[Dataset listings of figures]
****

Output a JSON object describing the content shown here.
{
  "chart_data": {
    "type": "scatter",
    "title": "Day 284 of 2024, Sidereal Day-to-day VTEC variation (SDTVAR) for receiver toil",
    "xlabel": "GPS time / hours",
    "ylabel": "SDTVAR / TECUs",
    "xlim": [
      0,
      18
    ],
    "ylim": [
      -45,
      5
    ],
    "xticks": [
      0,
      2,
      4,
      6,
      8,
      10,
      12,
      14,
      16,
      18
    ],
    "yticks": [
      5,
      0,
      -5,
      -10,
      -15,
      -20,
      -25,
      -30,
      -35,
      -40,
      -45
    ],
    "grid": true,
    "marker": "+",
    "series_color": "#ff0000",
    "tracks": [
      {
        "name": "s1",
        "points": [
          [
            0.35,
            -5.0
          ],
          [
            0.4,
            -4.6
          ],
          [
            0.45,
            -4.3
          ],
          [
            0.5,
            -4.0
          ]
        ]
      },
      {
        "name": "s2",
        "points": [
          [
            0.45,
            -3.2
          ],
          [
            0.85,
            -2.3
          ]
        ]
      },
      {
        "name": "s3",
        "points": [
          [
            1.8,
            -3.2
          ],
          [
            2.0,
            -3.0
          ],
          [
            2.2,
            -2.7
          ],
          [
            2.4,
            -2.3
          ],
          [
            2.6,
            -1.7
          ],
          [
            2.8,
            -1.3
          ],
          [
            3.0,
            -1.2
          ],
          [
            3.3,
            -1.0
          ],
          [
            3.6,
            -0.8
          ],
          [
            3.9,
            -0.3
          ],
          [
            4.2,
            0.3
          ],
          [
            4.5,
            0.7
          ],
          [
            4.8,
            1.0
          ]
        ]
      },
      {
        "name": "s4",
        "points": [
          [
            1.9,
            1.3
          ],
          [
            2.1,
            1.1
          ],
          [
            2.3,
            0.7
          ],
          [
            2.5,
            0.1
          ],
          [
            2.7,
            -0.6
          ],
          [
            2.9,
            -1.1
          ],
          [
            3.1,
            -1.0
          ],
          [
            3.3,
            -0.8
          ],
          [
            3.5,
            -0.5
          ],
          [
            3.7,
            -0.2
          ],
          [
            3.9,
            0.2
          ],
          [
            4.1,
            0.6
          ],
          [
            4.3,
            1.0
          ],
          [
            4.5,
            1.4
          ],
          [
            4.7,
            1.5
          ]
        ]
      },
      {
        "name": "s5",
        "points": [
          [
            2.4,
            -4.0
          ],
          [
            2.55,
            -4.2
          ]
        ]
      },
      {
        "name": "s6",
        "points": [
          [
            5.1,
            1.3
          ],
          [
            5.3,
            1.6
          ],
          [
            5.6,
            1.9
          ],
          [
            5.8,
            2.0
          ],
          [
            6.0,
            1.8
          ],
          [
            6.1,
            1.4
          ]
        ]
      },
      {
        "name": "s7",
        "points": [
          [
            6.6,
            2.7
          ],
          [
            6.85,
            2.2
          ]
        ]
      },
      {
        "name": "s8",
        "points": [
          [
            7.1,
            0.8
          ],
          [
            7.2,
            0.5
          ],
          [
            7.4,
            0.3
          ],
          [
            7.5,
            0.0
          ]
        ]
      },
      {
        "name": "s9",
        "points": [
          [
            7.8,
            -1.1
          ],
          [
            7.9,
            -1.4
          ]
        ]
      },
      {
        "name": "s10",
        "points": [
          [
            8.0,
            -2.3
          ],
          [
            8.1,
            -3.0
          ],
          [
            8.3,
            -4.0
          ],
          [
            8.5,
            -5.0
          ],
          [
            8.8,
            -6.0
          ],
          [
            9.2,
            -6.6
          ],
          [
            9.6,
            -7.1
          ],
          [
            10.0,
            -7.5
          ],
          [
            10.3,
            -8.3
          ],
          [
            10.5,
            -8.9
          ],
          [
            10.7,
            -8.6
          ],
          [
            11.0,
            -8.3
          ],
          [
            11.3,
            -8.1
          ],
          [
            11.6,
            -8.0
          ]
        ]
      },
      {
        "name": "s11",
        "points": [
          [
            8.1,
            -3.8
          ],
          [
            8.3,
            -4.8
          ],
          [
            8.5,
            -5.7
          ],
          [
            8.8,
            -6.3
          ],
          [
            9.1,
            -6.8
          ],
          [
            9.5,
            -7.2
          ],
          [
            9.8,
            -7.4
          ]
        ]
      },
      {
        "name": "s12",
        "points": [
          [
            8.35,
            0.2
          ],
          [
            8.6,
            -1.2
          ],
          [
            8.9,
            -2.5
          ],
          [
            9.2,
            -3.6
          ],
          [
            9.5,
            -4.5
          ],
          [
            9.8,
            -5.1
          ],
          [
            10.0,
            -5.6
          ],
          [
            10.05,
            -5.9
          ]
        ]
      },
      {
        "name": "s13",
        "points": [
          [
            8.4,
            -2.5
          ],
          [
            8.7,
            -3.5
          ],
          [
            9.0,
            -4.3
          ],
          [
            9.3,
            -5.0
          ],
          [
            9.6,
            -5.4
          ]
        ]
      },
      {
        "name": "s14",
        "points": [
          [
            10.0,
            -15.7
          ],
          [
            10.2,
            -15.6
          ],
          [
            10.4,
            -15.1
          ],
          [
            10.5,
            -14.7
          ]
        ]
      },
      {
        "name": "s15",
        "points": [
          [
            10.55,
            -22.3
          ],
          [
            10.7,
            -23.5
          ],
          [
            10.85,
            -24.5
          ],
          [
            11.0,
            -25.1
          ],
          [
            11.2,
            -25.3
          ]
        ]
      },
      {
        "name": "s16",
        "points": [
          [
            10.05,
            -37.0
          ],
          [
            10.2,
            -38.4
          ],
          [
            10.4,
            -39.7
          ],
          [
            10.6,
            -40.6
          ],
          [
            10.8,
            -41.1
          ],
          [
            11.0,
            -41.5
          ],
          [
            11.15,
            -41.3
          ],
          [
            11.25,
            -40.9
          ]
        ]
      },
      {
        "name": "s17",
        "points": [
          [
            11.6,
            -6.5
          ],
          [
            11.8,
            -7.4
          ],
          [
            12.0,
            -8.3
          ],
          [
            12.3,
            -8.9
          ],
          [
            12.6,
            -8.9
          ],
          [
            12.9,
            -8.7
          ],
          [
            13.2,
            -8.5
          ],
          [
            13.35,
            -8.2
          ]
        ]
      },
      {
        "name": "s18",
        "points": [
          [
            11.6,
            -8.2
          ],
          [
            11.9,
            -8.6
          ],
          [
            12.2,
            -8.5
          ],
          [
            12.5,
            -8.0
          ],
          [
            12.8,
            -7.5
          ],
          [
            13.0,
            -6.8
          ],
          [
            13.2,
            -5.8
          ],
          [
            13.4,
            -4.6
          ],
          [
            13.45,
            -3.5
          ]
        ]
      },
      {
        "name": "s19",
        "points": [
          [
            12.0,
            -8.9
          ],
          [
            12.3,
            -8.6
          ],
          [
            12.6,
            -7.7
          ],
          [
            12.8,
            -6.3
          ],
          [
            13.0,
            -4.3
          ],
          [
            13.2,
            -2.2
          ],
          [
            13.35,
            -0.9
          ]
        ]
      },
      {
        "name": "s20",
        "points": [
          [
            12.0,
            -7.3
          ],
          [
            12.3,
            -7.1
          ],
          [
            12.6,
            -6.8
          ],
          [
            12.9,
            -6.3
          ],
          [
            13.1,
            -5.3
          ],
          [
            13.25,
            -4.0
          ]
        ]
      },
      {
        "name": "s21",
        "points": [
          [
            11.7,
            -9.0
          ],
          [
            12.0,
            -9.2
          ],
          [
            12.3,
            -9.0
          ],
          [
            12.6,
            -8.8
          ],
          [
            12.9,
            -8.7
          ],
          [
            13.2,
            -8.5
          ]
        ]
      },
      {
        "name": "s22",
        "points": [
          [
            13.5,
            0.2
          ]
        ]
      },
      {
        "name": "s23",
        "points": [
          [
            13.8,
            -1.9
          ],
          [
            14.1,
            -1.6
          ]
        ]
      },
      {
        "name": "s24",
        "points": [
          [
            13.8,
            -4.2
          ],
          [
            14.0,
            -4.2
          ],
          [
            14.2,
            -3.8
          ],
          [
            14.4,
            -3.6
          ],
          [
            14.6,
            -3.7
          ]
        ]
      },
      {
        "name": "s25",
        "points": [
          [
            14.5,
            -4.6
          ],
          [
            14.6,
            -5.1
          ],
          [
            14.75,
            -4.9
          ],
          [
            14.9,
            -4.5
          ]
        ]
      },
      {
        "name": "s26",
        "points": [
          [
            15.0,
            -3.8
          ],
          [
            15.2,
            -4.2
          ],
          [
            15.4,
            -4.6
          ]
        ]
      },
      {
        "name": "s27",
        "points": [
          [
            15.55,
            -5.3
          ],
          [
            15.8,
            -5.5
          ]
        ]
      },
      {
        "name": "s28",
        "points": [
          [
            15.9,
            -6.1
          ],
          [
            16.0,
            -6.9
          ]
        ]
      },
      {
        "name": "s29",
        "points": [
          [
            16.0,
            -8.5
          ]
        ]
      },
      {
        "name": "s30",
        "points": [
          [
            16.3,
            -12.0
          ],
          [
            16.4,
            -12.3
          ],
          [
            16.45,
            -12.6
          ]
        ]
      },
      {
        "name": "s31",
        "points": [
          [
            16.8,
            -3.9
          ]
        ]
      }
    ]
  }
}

****

■ Work to be completed
From the entries above, copy each line holding "SDTVAR".

■ Complete answer
    "title": "Day 284 of 2024, Sidereal Day-to-day VTEC variation (SDTVAR) for receiver toil",
    "ylabel": "SDTVAR / TECUs",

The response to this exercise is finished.